▶ [TASK PROMPT]:
Write out every record in full, exactly as written, please.

▶ [Stored data]:

:::::

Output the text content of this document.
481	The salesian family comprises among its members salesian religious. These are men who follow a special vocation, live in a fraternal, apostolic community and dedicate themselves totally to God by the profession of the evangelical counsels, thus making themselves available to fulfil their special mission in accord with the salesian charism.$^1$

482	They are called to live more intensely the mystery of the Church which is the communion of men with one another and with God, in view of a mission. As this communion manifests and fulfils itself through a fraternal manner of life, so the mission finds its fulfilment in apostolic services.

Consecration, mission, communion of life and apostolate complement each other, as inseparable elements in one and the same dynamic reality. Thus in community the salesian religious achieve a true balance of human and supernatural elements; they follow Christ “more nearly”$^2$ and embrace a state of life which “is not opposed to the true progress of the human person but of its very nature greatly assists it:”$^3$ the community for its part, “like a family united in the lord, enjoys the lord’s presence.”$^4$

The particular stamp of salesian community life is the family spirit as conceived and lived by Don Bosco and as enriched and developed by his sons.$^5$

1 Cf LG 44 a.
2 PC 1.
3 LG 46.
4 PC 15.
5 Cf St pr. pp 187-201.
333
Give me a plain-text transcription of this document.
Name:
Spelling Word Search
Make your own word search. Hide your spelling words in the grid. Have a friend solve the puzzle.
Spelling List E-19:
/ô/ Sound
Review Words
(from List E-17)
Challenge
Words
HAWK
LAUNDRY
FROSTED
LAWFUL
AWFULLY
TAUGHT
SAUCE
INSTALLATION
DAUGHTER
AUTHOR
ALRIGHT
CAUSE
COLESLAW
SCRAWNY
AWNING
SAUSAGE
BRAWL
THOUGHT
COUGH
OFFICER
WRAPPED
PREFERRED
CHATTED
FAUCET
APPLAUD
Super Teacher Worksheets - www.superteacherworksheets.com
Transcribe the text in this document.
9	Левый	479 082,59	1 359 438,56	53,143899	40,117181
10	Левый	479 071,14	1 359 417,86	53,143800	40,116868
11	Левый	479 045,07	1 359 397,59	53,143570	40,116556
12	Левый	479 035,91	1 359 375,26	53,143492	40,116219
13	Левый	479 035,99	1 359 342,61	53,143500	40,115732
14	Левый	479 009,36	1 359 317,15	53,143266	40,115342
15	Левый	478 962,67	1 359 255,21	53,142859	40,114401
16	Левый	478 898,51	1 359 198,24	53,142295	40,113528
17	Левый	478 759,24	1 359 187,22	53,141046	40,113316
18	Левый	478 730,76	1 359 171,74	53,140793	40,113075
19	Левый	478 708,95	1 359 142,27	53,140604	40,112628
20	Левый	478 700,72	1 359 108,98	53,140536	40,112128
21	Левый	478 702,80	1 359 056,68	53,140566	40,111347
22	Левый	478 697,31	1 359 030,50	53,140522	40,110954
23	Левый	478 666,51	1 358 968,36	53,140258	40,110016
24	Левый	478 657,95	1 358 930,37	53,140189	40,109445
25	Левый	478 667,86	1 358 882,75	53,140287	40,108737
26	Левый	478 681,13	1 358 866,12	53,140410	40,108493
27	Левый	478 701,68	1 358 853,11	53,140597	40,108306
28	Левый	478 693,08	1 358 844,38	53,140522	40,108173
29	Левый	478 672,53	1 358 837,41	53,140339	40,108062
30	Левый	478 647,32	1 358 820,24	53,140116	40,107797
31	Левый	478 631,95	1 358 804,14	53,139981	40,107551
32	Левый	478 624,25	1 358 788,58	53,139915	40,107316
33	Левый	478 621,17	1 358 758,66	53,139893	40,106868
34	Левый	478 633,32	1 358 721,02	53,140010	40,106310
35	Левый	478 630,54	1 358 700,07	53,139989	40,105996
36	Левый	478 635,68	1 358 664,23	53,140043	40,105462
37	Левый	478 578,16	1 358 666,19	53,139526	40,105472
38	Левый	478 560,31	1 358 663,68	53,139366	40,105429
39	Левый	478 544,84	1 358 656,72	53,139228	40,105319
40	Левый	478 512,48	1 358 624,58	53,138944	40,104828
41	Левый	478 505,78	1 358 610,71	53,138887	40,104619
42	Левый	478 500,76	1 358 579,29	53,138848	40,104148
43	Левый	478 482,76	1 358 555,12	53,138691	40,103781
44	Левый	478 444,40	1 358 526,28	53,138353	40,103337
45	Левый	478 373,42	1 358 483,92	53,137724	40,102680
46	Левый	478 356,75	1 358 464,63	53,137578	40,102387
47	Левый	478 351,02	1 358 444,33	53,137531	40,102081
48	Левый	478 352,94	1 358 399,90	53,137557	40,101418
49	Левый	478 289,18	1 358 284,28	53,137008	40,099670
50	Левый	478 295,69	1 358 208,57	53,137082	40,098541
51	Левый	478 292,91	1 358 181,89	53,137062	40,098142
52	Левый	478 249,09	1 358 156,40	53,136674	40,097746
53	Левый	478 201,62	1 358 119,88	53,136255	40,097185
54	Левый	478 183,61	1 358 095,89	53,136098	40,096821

:::::

▶ [RESULT OF THIS TASK]:
Output the text content of this document.
481	The salesian family comprises among its members salesian religious. These are men who follow a special vocation, live in a fraternal, apostolic community and dedicate themselves totally to God by the profession of the evangelical counsels, thus making themselves available to fulfil their special mission in accord with the salesian charism.$^1$

482	They are called to live more intensely the mystery of the Church which is the communion of men with one another and with God, in view of a mission. As this communion manifests and fulfils itself through a fraternal manner of life, so the mission finds its fulfilment in apostolic services.

Consecration, mission, communion of life and apostolate complement each other, as inseparable elements in one and the same dynamic reality. Thus in community the salesian religious achieve a true balance of human and supernatural elements; they follow Christ “more nearly”$^2$ and embrace a state of life which “is not opposed to the true progress of the human person but of its very nature greatly assists it:”$^3$ the community for its part, “like a family united in the lord, enjoys the lord’s presence.”$^4$

The particular stamp of salesian community life is the family spirit as conceived and lived by Don Bosco and as enriched and developed by his sons.$^5$

1 Cf LG 44 a.
2 PC 1.
3 LG 46.
4 PC 15.
5 Cf St pr. pp 187-201.
333
Give me a plain-text transcription of this document.
Name:
Spelling Word Search
Make your own word search. Hide your spelling words in the grid. Have a friend solve the puzzle.
Spelling List E-19:
/ô/ Sound
Review Words
(from List E-17)
Challenge
Words
HAWK
LAUNDRY
FROSTED
LAWFUL
AWFULLY
TAUGHT
SAUCE
INSTALLATION
DAUGHTER
AUTHOR
ALRIGHT
CAUSE
COLESLAW
SCRAWNY
AWNING
SAUSAGE
BRAWL
THOUGHT
COUGH
OFFICER
WRAPPED
PREFERRED
CHATTED
FAUCET
APPLAUD
Super Teacher Worksheets - www.superteacherworksheets.com
Transcribe the text in this document.
9	Левый	479 082,59	1 359 438,56	53,143899	40,117181
10	Левый	479 071,14	1 359 417,86	53,143800	40,116868
11	Левый	479 045,07	1 359 397,59	53,143570	40,116556
12	Левый	479 035,91	1 359 375,26	53,143492	40,116219
13	Левый	479 035,99	1 359 342,61	53,143500	40,115732
14	Левый	479 009,36	1 359 317,15	53,143266	40,115342
15	Левый	478 962,67	1 359 255,21	53,142859	40,114401
16	Левый	478 898,51	1 359 198,24	53,142295	40,113528
17	Левый	478 759,24	1 359 187,22	53,141046	40,113316
18	Левый	478 730,76	1 359 171,74	53,140793	40,113075
19	Левый	478 708,95	1 359 142,27	53,140604	40,112628
20	Левый	478 700,72	1 359 108,98	53,140536	40,112128
21	Левый	478 702,80	1 359 056,68	53,140566	40,111347
22	Левый	478 697,31	1 359 030,50	53,140522	40,110954
23	Левый	478 666,51	1 358 968,36	53,140258	40,110016
24	Левый	478 657,95	1 358 930,37	53,140189	40,109445
25	Левый	478 667,86	1 358 882,75	53,140287	40,108737
26	Левый	478 681,13	1 358 866,12	53,140410	40,108493
27	Левый	478 701,68	1 358 853,11	53,140597	40,108306
28	Левый	478 693,08	1 358 844,38	53,140522	40,108173
29	Левый	478 672,53	1 358 837,41	53,140339	40,108062
30	Левый	478 647,32	1 358 820,24	53,140116	40,107797
31	Левый	478 631,95	1 358 804,14	53,139981	40,107551
32	Левый	478 624,25	1 358 788,58	53,139915	40,107316
33	Левый	478 621,17	1 358 758,66	53,139893	40,106868
34	Левый	478 633,32	1 358 721,02	53,140010	40,106310
35	Левый	478 630,54	1 358 700,07	53,139989	40,105996
36	Левый	478 635,68	1 358 664,23	53,140043	40,105462
37	Левый	478 578,16	1 358 666,19	53,139526	40,105472
38	Левый	478 560,31	1 358 663,68	53,139366	40,105429
39	Левый	478 544,84	1 358 656,72	53,139228	40,105319
40	Левый	478 512,48	1 358 624,58	53,138944	40,104828
41	Левый	478 505,78	1 358 610,71	53,138887	40,104619
42	Левый	478 500,76	1 358 579,29	53,138848	40,104148
43	Левый	478 482,76	1 358 555,12	53,138691	40,103781
44	Левый	478 444,40	1 358 526,28	53,138353	40,103337
45	Левый	478 373,42	1 358 483,92	53,137724	40,102680
46	Левый	478 356,75	1 358 464,63	53,137578	40,102387
47	Левый	478 351,02	1 358 444,33	53,137531	40,102081
48	Левый	478 352,94	1 358 399,90	53,137557	40,101418
49	Левый	478 289,18	1 358 284,28	53,137008	40,099670
50	Левый	478 295,69	1 358 208,57	53,137082	40,098541
51	Левый	478 292,91	1 358 181,89	53,137062	40,098142
52	Левый	478 249,09	1 358 156,40	53,136674	40,097746
53	Левый	478 201,62	1 358 119,88	53,136255	40,097185
54	Левый	478 183,61	1 358 095,89	53,136098	40,096821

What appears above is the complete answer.